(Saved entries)
** BEGIN **
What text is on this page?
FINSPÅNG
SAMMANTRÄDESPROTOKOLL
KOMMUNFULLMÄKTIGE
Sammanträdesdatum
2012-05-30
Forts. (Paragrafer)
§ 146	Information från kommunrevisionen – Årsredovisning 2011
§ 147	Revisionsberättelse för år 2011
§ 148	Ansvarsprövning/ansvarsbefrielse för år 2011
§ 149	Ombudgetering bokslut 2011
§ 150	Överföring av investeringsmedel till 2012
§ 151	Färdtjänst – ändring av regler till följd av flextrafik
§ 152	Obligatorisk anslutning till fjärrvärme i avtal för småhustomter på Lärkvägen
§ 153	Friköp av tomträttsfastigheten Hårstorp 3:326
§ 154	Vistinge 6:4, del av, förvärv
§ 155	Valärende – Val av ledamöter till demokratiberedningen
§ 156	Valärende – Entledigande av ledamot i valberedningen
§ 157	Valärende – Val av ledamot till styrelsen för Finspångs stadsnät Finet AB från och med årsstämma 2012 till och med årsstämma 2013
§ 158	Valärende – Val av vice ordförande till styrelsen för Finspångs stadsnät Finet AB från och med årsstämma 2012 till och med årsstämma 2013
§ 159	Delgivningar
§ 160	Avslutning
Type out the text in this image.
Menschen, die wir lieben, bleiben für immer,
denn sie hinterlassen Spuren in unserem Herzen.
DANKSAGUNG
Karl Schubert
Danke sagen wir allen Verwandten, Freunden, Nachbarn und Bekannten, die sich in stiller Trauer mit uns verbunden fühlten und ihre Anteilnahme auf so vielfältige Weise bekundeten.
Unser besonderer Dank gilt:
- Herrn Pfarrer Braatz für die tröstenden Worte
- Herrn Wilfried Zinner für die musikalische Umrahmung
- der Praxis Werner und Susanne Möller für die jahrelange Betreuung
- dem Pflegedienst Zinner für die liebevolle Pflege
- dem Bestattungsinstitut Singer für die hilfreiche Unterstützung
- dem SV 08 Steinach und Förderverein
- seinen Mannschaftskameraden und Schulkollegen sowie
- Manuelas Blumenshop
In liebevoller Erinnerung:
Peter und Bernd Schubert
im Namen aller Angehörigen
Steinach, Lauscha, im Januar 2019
** END **
_Task instructions_
Write out every record, exactly as written.

_Final answer_
What text is on this page?
FINSPÅNG
SAMMANTRÄDESPROTOKOLL
KOMMUNFULLMÄKTIGE
Sammanträdesdatum
2012-05-30
Forts. (Paragrafer)
§ 146	Information från kommunrevisionen – Årsredovisning 2011
§ 147	Revisionsberättelse för år 2011
§ 148	Ansvarsprövning/ansvarsbefrielse för år 2011
§ 149	Ombudgetering bokslut 2011
§ 150	Överföring av investeringsmedel till 2012
§ 151	Färdtjänst – ändring av regler till följd av flextrafik
§ 152	Obligatorisk anslutning till fjärrvärme i avtal för småhustomter på Lärkvägen
§ 153	Friköp av tomträttsfastigheten Hårstorp 3:326
§ 154	Vistinge 6:4, del av, förvärv
§ 155	Valärende – Val av ledamöter till demokratiberedningen
§ 156	Valärende – Entledigande av ledamot i valberedningen
§ 157	Valärende – Val av ledamot till styrelsen för Finspångs stadsnät Finet AB från och med årsstämma 2012 till och med årsstämma 2013
§ 158	Valärende – Val av vice ordförande till styrelsen för Finspångs stadsnät Finet AB från och med årsstämma 2012 till och med årsstämma 2013
§ 159	Delgivningar
§ 160	Avslutning
Type out the text in this image.
Menschen, die wir lieben, bleiben für immer,
denn sie hinterlassen Spuren in unserem Herzen.
DANKSAGUNG
Karl Schubert
Danke sagen wir allen Verwandten, Freunden, Nachbarn und Bekannten, die sich in stiller Trauer mit uns verbunden fühlten und ihre Anteilnahme auf so vielfältige Weise bekundeten.
Unser besonderer Dank gilt:
- Herrn Pfarrer Braatz für die tröstenden Worte
- Herrn Wilfried Zinner für die musikalische Umrahmung
- der Praxis Werner und Susanne Möller für die jahrelange Betreuung
- dem Pflegedienst Zinner für die liebevolle Pflege
- dem Bestattungsinstitut Singer für die hilfreiche Unterstützung
- dem SV 08 Steinach und Förderverein
- seinen Mannschaftskameraden und Schulkollegen sowie
- Manuelas Blumenshop
In liebevoller Erinnerung:
Peter und Bernd Schubert
im Namen aller Angehörigen
Steinach, Lauscha, im Januar 2019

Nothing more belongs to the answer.